### Written exercise
Check each line below for the word "ylabel", and copy those that have it.

### Input material
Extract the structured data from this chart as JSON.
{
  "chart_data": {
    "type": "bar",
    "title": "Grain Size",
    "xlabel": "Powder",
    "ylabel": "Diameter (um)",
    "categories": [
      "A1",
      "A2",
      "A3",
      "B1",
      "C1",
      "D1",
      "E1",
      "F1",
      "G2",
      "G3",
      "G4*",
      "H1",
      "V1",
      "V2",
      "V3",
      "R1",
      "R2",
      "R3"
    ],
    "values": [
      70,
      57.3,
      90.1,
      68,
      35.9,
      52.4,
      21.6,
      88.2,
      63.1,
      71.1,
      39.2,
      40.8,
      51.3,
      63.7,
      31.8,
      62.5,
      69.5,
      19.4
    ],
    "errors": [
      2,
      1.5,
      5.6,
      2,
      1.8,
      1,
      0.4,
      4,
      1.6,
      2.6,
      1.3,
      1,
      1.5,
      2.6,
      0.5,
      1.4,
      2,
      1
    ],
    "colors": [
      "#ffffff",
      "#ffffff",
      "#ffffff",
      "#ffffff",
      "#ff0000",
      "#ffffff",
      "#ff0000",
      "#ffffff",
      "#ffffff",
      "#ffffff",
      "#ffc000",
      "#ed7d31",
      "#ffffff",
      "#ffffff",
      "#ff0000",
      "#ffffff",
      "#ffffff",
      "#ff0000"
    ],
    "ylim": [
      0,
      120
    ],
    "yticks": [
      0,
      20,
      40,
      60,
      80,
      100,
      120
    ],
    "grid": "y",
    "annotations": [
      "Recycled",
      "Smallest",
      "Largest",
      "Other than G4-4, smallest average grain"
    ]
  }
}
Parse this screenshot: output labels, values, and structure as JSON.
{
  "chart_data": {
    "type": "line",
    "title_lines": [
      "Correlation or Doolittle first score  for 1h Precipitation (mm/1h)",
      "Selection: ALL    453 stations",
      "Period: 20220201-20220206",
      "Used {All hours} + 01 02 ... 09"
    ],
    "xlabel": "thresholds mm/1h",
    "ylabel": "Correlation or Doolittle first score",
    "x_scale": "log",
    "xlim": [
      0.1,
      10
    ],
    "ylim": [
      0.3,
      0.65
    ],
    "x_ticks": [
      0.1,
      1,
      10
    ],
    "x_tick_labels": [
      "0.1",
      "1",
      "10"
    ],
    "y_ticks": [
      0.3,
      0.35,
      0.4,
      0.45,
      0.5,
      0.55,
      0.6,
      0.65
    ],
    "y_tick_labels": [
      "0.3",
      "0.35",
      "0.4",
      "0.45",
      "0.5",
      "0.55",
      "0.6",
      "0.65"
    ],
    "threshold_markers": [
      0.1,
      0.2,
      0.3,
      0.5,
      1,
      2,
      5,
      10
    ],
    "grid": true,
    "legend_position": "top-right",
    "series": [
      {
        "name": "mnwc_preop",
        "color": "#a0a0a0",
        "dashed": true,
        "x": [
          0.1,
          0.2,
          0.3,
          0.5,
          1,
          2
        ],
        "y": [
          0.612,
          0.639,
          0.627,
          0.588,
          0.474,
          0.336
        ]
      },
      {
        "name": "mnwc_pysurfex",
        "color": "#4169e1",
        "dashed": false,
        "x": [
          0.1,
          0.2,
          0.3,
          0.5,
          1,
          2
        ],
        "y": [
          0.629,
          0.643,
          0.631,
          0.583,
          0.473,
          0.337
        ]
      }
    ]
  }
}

### Solution to this task
    "ylabel": "Diameter (um)",
    "ylabel": "Correlation or Doolittle first score",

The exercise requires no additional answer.